■ Short exercise ■
Pull out all lines from the listing below in which the word "网购火了" appears.

[Saved entries]
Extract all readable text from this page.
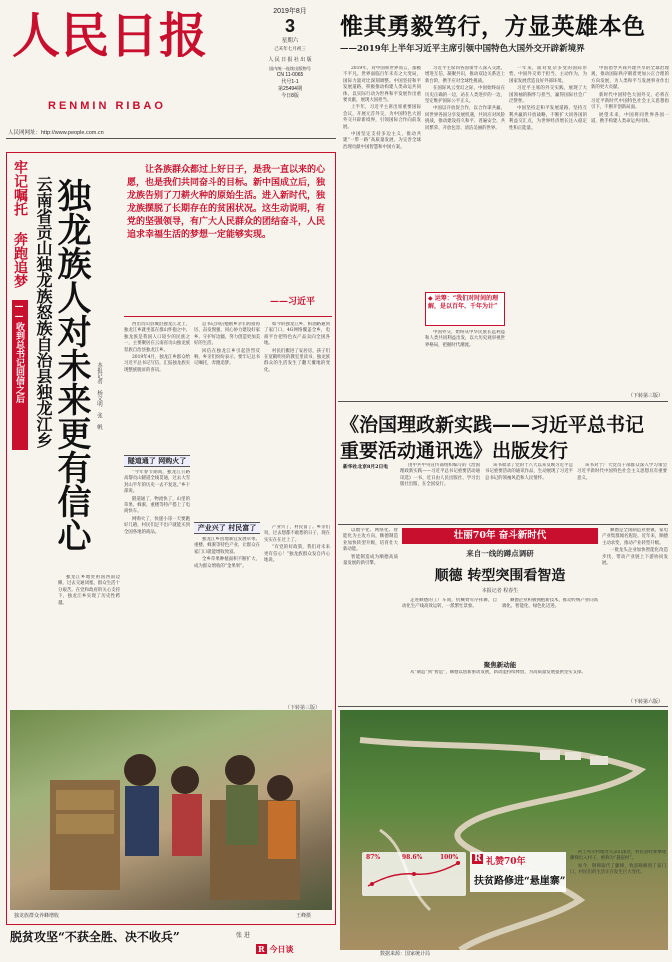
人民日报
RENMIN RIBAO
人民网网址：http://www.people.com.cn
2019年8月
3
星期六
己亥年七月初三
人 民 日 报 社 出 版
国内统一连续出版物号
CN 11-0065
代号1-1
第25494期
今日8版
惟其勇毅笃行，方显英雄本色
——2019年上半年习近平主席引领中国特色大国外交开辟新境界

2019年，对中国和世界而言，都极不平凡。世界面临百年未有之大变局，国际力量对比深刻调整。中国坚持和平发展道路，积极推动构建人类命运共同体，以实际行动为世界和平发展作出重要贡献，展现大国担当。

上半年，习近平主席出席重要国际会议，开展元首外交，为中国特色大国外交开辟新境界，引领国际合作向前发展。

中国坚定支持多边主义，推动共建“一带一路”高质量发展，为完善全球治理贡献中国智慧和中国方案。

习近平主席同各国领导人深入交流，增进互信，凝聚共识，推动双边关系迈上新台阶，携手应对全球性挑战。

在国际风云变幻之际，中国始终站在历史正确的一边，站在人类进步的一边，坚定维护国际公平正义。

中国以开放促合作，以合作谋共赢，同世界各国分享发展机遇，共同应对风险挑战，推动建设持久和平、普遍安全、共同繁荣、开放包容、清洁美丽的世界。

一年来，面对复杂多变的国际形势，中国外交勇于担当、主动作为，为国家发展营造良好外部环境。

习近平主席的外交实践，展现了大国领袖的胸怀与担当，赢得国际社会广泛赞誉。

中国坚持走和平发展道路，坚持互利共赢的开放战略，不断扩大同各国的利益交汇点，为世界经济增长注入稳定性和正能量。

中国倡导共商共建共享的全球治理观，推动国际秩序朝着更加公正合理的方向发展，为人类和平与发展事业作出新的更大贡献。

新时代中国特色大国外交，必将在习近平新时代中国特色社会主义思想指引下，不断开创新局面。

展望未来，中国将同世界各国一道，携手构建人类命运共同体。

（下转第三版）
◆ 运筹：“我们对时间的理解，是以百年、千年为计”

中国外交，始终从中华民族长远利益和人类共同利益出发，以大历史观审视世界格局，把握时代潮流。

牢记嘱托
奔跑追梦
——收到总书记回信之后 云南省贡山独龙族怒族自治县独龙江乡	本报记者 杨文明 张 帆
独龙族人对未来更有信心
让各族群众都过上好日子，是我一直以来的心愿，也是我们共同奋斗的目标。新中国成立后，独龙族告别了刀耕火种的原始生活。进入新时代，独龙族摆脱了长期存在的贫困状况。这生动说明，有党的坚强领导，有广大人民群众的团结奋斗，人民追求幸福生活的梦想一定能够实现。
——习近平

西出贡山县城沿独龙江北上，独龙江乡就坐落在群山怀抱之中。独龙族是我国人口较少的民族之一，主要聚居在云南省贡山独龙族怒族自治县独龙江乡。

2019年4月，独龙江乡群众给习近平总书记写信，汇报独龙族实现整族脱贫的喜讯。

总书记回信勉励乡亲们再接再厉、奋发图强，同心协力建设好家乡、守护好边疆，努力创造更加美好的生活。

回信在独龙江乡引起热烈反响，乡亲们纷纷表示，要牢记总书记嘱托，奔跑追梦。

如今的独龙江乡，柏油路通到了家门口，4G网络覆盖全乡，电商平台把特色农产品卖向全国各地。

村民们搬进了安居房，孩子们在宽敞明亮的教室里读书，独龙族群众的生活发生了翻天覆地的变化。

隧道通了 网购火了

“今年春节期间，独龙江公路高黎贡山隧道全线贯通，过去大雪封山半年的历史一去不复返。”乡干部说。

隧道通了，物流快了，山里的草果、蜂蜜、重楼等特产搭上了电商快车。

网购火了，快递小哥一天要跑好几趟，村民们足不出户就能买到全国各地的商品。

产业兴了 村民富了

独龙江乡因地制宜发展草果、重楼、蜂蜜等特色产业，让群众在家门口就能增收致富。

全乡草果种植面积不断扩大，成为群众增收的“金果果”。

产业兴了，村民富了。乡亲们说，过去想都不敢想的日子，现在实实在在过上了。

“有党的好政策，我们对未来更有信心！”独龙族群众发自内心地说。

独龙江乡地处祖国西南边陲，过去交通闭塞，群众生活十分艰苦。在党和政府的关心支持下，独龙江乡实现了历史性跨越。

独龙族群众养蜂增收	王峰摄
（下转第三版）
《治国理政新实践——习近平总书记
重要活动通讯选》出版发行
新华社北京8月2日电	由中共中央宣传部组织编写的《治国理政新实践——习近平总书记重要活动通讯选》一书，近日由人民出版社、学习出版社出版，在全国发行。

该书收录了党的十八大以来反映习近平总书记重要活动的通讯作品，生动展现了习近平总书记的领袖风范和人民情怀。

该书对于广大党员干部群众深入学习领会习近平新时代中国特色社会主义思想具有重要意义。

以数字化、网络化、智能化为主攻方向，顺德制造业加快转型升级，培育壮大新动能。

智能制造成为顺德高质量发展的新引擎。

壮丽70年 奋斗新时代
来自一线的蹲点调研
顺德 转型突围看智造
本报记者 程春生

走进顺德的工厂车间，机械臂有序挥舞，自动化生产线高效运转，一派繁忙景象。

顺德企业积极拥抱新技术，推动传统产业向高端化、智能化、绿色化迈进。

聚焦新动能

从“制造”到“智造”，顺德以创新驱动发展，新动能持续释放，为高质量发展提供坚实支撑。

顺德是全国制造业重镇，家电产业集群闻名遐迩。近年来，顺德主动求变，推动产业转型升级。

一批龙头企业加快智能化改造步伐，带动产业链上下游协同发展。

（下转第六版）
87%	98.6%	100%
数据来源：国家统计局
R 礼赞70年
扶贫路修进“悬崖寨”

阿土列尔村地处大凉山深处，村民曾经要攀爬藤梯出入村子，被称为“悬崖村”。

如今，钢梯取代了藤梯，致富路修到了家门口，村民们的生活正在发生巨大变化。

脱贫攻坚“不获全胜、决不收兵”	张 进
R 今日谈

---

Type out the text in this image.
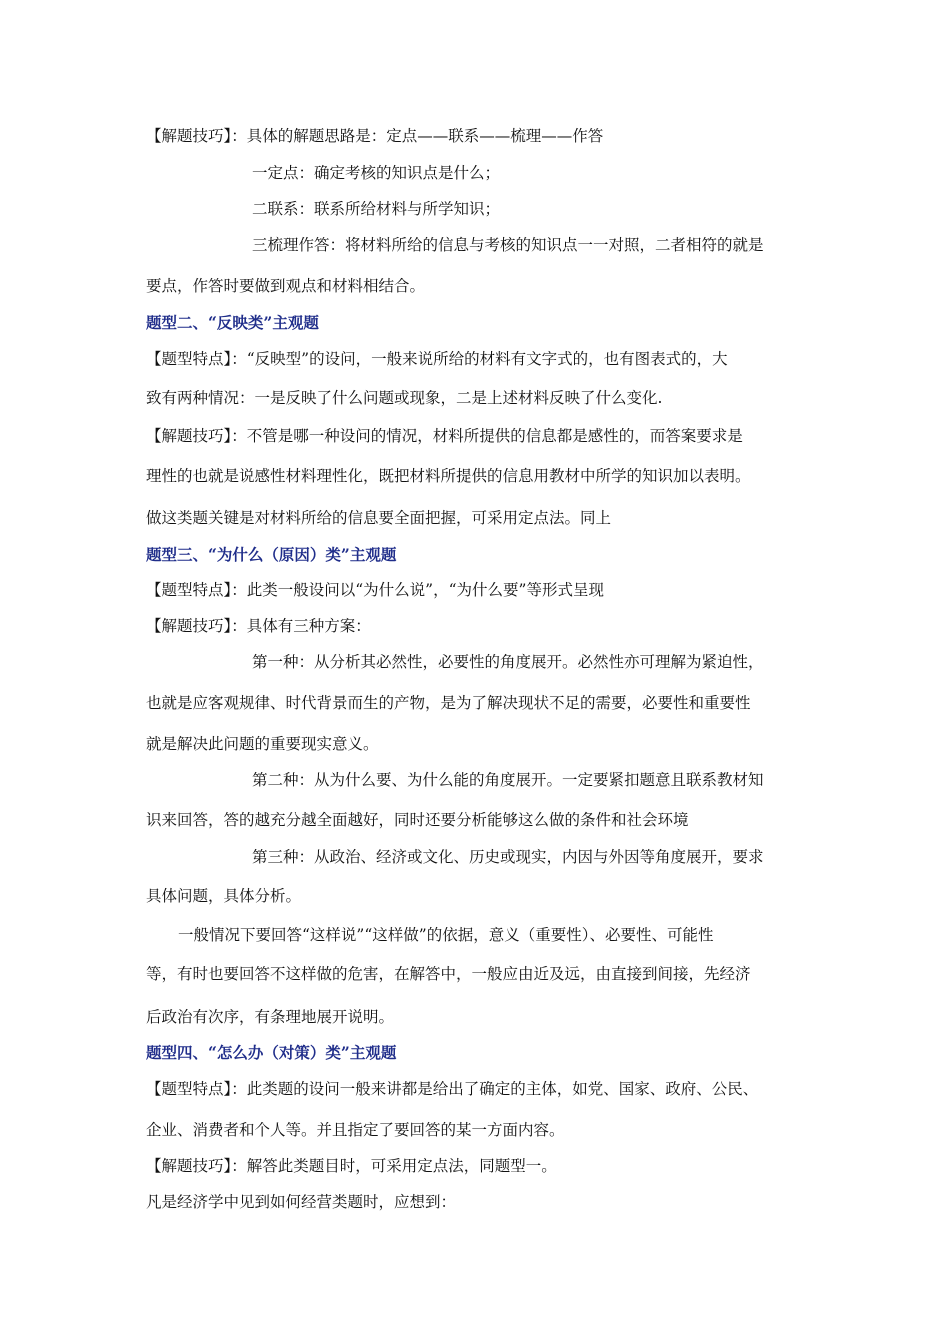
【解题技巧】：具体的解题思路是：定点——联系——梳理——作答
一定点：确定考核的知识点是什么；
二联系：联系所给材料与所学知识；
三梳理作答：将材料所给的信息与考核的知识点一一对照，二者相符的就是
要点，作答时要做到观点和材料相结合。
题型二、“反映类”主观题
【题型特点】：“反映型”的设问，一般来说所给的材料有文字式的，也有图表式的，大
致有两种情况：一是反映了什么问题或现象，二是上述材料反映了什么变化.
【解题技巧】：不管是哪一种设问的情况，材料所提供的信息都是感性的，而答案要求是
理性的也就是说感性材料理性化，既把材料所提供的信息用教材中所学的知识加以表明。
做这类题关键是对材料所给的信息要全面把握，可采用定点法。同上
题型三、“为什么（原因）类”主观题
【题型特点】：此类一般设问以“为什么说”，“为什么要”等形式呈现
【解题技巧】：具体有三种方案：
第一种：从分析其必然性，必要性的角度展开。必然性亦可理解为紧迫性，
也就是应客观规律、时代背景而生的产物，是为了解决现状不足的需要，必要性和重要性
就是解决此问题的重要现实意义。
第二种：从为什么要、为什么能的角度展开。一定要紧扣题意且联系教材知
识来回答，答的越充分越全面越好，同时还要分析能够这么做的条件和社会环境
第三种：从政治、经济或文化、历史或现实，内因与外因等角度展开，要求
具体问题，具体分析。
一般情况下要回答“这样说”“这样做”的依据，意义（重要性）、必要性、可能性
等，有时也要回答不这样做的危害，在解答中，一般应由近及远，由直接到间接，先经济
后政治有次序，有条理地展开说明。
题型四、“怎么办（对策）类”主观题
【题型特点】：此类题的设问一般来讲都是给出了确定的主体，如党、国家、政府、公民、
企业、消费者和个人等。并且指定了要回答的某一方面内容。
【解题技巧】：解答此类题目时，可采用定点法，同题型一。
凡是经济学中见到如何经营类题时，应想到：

■ Final result ■
隧道通了 网购火了
网购火了，快递小哥一天要跑好几趟，村民们足不出户就能买到全国各地的商品。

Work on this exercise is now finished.